*EXERCISE:* Reproduce, word for word, the lines from the one that contains "row-value: 2018/12/29 -至- 2023/12/29" down to the one that contains "row-value: 39401497351010515A5292 [156,203,262,212]", with both of those lines included.

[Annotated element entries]
******

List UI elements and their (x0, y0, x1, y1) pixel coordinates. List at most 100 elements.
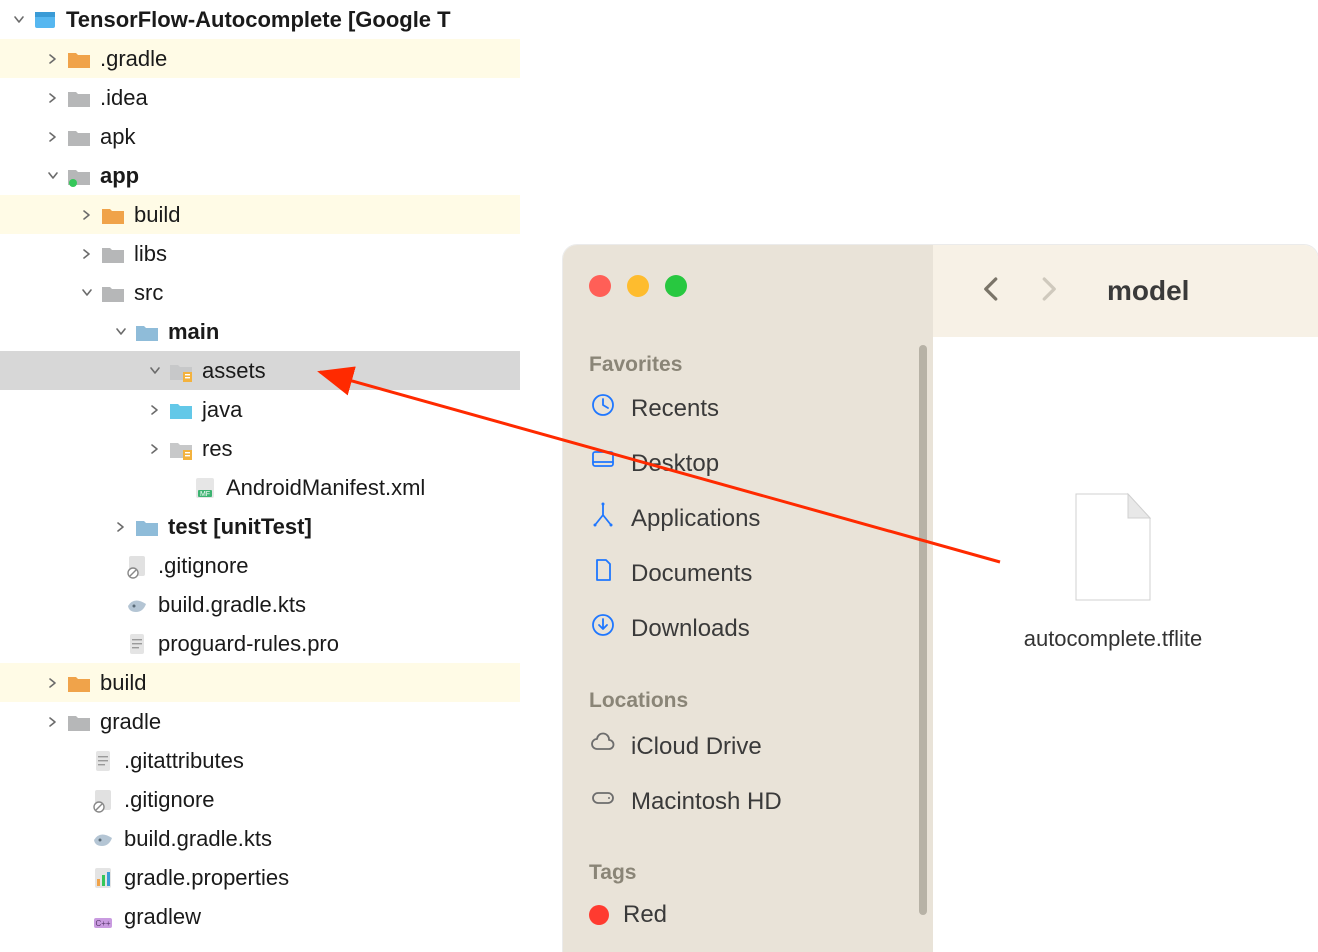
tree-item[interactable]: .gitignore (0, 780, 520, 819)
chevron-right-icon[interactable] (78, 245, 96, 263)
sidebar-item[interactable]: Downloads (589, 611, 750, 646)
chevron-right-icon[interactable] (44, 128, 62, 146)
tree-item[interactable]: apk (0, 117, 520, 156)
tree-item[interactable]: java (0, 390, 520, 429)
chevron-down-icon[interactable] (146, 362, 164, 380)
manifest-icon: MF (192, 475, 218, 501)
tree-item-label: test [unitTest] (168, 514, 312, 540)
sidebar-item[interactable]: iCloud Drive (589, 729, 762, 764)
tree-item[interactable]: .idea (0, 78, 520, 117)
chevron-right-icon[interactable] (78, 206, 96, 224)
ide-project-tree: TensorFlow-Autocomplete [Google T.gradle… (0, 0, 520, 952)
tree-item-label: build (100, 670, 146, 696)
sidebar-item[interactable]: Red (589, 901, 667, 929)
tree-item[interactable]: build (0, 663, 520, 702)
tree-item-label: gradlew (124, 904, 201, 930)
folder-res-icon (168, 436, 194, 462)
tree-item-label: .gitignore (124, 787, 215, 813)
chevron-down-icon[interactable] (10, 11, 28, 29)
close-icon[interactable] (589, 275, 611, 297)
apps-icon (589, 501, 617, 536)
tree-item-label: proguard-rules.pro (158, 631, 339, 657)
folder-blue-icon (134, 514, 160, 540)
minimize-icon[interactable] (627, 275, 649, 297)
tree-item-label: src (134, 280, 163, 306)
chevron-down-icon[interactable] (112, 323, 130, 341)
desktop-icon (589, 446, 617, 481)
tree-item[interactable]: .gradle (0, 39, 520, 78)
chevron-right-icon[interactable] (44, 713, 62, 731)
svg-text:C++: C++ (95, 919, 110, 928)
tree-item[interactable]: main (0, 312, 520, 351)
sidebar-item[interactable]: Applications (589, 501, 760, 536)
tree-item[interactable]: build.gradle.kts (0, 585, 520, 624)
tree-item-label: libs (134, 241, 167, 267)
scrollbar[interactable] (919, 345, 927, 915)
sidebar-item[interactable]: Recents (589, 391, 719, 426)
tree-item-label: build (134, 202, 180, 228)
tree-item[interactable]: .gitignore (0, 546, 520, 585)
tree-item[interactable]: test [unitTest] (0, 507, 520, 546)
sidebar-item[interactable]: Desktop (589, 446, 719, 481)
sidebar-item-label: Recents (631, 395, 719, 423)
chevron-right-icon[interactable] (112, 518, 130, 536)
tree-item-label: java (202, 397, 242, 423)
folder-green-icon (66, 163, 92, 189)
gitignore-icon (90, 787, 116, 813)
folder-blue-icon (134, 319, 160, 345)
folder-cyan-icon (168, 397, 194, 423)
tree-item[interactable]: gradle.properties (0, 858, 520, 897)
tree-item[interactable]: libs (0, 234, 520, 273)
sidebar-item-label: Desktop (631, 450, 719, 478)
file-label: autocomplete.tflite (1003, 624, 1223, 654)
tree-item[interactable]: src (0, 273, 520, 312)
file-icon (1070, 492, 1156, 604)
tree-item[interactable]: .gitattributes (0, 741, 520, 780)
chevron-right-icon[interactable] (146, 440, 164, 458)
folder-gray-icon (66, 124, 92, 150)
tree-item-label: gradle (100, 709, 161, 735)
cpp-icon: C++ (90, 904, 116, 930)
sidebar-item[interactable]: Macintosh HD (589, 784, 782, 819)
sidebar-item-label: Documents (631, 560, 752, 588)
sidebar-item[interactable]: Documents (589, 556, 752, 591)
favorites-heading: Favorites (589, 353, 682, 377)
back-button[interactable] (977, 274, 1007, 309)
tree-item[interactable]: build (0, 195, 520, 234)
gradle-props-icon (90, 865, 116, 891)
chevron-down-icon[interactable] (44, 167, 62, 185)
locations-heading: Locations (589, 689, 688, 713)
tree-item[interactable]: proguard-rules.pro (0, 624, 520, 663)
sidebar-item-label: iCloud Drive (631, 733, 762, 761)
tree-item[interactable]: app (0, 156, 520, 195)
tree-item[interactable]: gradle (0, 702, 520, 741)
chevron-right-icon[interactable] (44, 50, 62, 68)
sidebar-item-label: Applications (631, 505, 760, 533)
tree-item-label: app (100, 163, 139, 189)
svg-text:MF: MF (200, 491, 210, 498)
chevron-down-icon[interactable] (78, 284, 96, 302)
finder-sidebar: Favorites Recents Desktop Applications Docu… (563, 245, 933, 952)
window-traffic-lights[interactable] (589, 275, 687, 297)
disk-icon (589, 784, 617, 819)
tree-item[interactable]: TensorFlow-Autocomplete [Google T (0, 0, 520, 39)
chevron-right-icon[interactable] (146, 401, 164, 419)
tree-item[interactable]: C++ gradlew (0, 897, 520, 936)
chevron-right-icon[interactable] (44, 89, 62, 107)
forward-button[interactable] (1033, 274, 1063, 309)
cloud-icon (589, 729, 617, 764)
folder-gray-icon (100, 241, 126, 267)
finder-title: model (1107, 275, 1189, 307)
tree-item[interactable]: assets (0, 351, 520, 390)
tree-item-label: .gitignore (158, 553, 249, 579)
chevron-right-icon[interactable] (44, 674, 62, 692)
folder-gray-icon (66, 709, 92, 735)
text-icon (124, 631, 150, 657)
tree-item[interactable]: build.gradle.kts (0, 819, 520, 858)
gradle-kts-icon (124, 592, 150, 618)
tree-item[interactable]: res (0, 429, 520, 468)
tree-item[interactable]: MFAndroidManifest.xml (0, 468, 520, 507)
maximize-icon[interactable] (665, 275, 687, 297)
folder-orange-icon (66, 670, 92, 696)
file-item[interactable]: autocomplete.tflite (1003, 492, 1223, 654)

******

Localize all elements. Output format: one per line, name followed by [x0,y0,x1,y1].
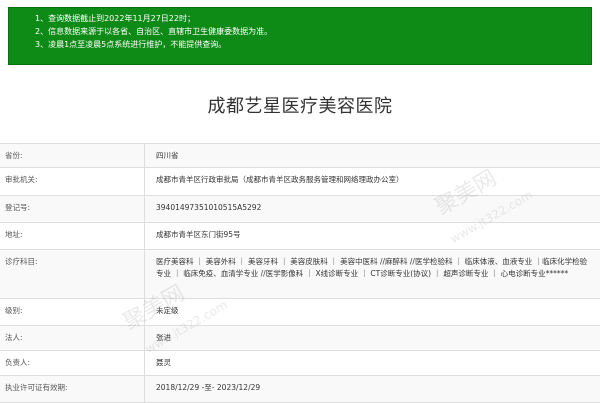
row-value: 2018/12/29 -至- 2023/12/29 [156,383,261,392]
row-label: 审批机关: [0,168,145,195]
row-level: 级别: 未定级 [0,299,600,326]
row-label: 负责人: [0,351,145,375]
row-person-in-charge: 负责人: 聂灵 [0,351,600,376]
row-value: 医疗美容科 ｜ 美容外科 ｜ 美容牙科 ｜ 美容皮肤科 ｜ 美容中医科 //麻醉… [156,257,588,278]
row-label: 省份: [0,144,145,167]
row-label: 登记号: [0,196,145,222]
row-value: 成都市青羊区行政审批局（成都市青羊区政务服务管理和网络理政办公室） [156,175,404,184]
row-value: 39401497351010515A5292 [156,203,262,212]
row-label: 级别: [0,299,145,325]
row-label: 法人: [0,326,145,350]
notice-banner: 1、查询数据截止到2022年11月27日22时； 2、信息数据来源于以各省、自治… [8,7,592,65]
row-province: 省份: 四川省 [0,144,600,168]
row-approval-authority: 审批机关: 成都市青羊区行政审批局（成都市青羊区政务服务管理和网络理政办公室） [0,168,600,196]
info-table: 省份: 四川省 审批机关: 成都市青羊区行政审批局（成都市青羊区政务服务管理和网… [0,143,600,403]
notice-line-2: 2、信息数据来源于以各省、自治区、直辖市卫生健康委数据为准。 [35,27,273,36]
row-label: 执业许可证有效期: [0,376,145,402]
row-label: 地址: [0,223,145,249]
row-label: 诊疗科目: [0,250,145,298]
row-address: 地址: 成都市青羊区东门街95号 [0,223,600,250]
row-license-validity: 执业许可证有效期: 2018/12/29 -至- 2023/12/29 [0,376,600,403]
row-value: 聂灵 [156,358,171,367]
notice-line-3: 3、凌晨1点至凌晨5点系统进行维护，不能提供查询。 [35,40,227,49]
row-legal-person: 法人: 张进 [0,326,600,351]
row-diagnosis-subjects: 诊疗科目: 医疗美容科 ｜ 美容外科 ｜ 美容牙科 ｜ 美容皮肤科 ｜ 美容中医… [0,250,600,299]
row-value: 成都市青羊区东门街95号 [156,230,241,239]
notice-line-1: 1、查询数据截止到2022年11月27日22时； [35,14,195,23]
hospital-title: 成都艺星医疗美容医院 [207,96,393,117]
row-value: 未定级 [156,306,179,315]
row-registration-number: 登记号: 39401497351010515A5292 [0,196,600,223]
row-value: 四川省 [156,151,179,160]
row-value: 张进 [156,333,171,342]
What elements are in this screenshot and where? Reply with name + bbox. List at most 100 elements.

******

*WRITTEN ANSWER:*
row-value: 2018/12/29 -至- 2023/12/29 [156,383,261,392]
row-label: 审批机关: [0,168,145,195]
row-level: 级别: 未定级 [0,299,600,326]
row-label: 负责人: [0,351,145,375]
row-person-in-charge: 负责人: 聂灵 [0,351,600,376]
row-value: 医疗美容科 ｜ 美容外科 ｜ 美容牙科 ｜ 美容皮肤科 ｜ 美容中医科 //麻醉… [156,257,588,278]
row-label: 省份: [0,144,145,167]
row-label: 登记号: [0,196,145,222]
row-value: 成都市青羊区行政审批局（成都市青羊区政务服务管理和网络理政办公室） [156,175,404,184]
row-value: 39401497351010515A5292 [156,203,262,212]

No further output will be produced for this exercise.